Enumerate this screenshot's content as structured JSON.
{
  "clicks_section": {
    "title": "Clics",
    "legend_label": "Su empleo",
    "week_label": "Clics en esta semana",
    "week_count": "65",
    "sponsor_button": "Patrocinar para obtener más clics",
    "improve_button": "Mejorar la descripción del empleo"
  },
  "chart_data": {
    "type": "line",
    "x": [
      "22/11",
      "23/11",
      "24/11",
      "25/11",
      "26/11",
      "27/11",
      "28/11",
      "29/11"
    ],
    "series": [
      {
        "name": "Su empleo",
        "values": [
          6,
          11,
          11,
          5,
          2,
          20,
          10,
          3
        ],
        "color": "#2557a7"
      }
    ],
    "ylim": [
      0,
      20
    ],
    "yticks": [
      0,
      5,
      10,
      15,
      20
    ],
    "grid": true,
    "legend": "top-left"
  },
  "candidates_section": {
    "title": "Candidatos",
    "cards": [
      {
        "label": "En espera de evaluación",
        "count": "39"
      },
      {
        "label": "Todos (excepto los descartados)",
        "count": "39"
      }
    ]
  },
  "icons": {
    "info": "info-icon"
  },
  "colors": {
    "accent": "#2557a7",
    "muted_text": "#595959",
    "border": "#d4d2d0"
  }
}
══════════════════════════════
▶ Your objective: Return the listing above in its exact form.

▶ Finished exercise:
Enumerate this screenshot's content as structured JSON.
{
  "clicks_section": {
    "title": "Clics",
    "legend_label": "Su empleo",
    "week_label": "Clics en esta semana",
    "week_count": "65",
    "sponsor_button": "Patrocinar para obtener más clics",
    "improve_button": "Mejorar la descripción del empleo"
  },
  "chart_data": {
    "type": "line",
    "x": [
      "22/11",
      "23/11",
      "24/11",
      "25/11",
      "26/11",
      "27/11",
      "28/11",
      "29/11"
    ],
    "series": [
      {
        "name": "Su empleo",
        "values": [
          6,
          11,
          11,
          5,
          2,
          20,
          10,
          3
        ],
        "color": "#2557a7"
      }
    ],
    "ylim": [
      0,
      20
    ],
    "yticks": [
      0,
      5,
      10,
      15,
      20
    ],
    "grid": true,
    "legend": "top-left"
  },
  "candidates_section": {
    "title": "Candidatos",
    "cards": [
      {
        "label": "En espera de evaluación",
        "count": "39"
      },
      {
        "label": "Todos (excepto los descartados)",
        "count": "39"
      }
    ]
  },
  "icons": {
    "info": "info-icon"
  },
  "colors": {
    "accent": "#2557a7",
    "muted_text": "#595959",
    "border": "#d4d2d0"
  }
}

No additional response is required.